SELECTED EXCERPT.
┌──
PyTorch Code Implementation for AlgaeDICE as described in the paper:
-
`AlgaeDICE: Policy Gradient from Arbitrary Experience' by Ofir Nachum, Bo Dai, Ilya Kostrikov, Yinlam Chow, Lihong Li, and Dale Schuurmans.
-
Paper available on arXiv here.
-
Original code implementation in Tensorflow is here
You can site the code base:
@misc{pytorchrl,
author = {Arnob, SY},
title = {PyTorch Implementations of DICE Algorithms},
year = {2020},
publisher = {GitHub},
journal = {GitHub repository},
howpublished = {\url{https://github.com/SaminYeasar/PyTorch-implementation-DICE-algorithms}},
}
Run AlgaeDICE on HalfCheetah:
python -m algae_dice.train_eval --logtostderr --save_dir=$HOME/algae/ \
--env_name=HalfCheetah-v2 --seed=42
- Doubel-Q learning and Mixed critic update is important for training algeaDICE
- Unlike original implementation, there's no separate buffer to store initial states, here we can consider each state as initial state to the agent. Similar assumption is made in [here] (https://arxiv.org/abs/1912.05032)
└──
MATERIAL PROVIDED.
┌──
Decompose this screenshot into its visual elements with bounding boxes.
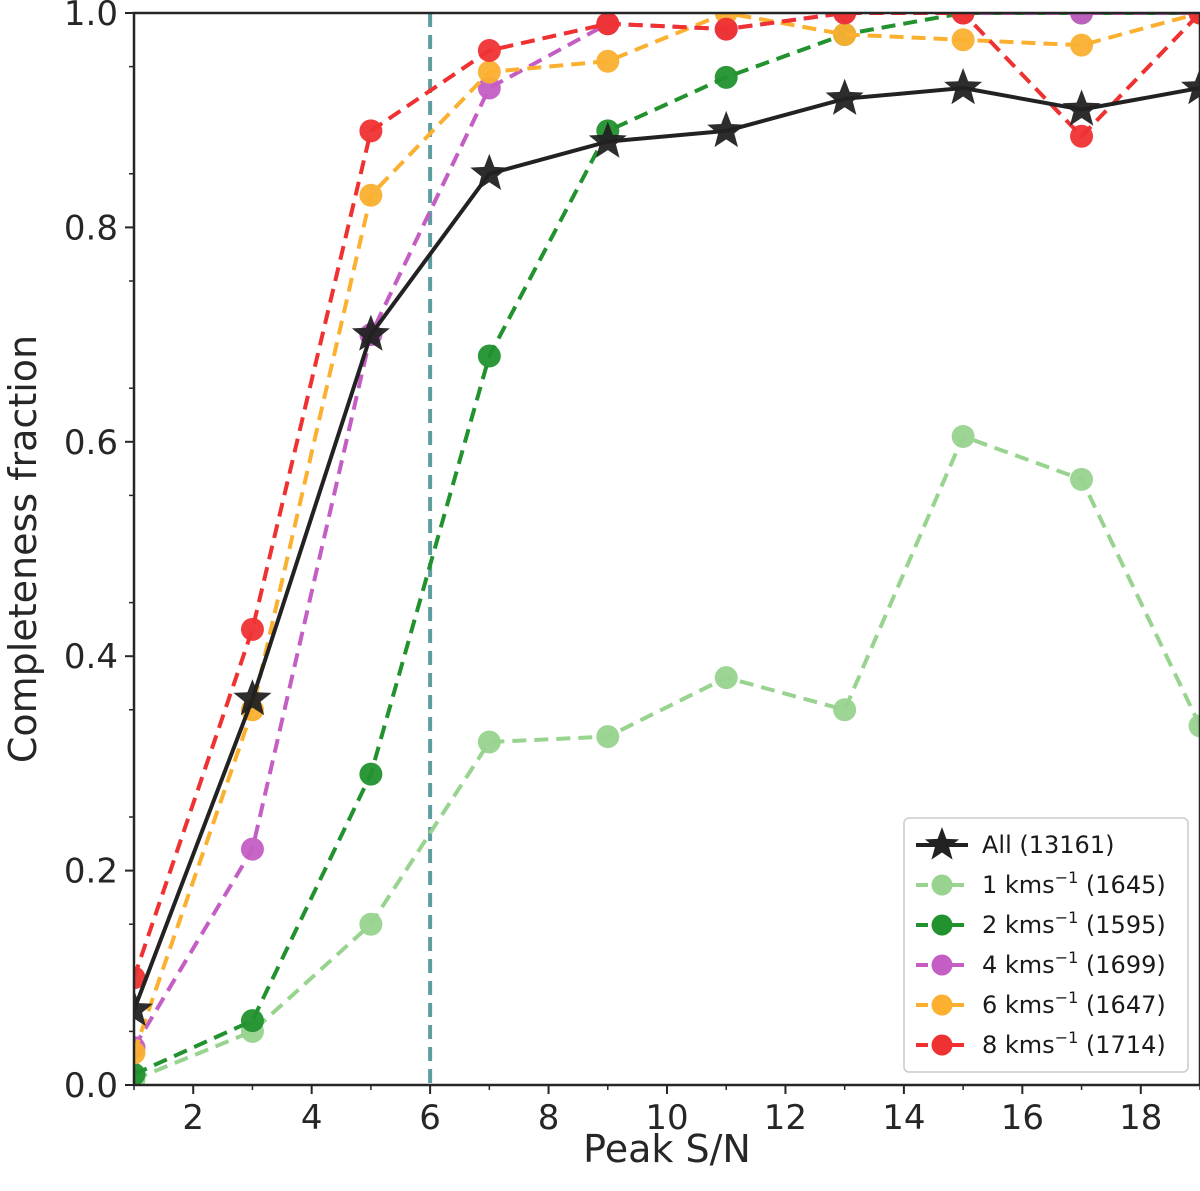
└──
STATED GOAL.
Rewrite the paragraph of the AlgaeDICE text that begins "Unlike original implementation" in a single shorter sentence, keeping its main facts. The material is separate from the AlgaeDICE text.

EXERCISE OUTPUT.
Unlike the original, this version keeps no separate buffer for initial states and treats every state as a possible initial state for the agent, an assumption also made in arXiv paper 1912.05032.